## YOUR GOAL
Copy each line that has the string "Velocity" somewhere in it.
___ DATA LISTING ___
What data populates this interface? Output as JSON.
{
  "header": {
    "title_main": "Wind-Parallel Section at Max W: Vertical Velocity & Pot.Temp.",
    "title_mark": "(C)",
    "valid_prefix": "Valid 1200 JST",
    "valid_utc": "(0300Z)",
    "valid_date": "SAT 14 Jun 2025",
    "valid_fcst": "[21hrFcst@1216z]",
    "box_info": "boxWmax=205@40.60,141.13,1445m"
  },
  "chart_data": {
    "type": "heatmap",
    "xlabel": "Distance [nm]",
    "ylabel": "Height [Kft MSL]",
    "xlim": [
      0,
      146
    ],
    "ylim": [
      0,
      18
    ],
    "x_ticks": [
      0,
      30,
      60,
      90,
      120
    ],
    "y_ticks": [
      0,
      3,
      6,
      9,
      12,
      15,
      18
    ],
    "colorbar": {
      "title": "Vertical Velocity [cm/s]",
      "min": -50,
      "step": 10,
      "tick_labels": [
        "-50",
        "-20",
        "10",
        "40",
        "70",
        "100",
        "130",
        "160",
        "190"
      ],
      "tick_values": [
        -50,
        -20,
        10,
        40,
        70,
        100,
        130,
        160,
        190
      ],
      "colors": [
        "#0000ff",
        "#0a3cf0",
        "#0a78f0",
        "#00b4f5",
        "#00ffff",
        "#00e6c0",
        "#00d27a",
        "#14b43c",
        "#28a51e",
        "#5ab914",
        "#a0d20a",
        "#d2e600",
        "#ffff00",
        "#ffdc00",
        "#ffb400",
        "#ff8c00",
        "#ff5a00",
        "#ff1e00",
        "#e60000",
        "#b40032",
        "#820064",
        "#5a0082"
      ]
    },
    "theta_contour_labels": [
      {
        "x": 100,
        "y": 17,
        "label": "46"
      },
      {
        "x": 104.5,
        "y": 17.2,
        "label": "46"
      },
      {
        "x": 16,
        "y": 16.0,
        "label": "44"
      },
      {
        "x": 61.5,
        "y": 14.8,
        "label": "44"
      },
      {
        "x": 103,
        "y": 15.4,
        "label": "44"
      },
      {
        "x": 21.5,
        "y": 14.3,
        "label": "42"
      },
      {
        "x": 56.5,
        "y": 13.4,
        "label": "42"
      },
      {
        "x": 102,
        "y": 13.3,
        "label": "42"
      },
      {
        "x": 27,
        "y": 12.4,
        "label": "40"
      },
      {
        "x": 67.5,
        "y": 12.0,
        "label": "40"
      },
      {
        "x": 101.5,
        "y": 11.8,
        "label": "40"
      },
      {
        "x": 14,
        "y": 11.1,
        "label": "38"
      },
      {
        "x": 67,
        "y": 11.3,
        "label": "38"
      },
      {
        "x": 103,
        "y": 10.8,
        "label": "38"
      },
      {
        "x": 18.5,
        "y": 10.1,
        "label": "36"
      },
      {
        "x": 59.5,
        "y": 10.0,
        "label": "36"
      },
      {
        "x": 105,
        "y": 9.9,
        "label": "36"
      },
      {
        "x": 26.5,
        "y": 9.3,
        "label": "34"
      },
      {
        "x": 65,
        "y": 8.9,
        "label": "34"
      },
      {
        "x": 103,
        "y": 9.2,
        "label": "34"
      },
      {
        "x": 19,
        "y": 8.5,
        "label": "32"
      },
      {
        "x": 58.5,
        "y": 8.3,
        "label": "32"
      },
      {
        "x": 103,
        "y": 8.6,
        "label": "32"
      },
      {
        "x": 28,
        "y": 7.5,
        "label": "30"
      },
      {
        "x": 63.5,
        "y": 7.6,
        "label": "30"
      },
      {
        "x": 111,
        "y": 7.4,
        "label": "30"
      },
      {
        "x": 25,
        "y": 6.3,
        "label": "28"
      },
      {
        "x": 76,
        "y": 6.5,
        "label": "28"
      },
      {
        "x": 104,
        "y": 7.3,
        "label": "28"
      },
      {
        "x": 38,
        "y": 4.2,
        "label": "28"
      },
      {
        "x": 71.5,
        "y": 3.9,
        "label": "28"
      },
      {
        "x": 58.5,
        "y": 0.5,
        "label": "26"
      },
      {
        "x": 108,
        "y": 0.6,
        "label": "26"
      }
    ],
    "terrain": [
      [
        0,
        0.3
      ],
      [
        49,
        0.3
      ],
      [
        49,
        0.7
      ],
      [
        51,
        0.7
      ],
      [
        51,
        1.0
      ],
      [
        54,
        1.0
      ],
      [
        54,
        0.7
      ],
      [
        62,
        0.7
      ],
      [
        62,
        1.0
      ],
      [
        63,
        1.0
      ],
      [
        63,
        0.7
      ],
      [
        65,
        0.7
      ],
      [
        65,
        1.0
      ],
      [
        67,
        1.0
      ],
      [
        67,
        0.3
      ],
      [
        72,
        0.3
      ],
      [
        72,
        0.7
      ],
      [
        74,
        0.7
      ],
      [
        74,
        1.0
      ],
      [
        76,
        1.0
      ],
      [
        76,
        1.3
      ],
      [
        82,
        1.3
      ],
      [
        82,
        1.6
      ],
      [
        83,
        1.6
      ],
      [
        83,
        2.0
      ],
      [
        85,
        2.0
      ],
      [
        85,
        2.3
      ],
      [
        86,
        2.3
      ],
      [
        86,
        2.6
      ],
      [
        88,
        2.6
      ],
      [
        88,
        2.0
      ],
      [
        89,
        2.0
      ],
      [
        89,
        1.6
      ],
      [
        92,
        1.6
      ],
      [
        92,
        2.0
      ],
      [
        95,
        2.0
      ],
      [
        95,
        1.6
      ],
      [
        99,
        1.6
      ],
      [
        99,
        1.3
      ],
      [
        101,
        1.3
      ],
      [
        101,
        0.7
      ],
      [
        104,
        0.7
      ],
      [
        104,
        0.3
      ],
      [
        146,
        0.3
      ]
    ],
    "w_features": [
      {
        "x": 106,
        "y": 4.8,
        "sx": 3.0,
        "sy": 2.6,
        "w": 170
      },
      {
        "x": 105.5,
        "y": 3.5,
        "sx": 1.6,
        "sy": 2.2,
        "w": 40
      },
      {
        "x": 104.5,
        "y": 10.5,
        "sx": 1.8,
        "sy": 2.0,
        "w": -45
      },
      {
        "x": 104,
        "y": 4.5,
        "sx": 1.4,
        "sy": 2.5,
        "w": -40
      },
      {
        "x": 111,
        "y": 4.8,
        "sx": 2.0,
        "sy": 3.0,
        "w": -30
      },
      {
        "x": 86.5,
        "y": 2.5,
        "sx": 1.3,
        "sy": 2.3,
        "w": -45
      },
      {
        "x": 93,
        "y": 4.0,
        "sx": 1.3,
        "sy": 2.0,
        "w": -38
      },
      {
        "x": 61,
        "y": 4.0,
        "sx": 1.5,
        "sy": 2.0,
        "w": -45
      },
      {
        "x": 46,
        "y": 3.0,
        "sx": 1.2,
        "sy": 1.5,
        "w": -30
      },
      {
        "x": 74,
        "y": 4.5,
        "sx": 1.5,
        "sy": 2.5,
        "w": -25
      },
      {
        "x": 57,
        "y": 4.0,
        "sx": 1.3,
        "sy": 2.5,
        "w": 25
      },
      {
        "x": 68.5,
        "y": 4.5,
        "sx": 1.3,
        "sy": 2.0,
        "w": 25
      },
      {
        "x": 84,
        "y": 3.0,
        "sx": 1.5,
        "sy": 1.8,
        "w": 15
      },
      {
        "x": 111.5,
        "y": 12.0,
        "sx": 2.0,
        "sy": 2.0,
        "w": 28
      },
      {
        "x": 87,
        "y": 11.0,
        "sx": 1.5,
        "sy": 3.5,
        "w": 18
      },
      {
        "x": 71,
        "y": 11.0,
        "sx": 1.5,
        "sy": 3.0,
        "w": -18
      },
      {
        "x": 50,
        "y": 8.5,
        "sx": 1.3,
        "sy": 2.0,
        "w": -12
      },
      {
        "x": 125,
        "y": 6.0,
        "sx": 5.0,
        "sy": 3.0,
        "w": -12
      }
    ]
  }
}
___
## WRITTEN RESPONSE
    "title_main": "Wind-Parallel Section at Max W: Vertical Velocity & Pot.Temp.",
      "title": "Vertical Velocity [cm/s]",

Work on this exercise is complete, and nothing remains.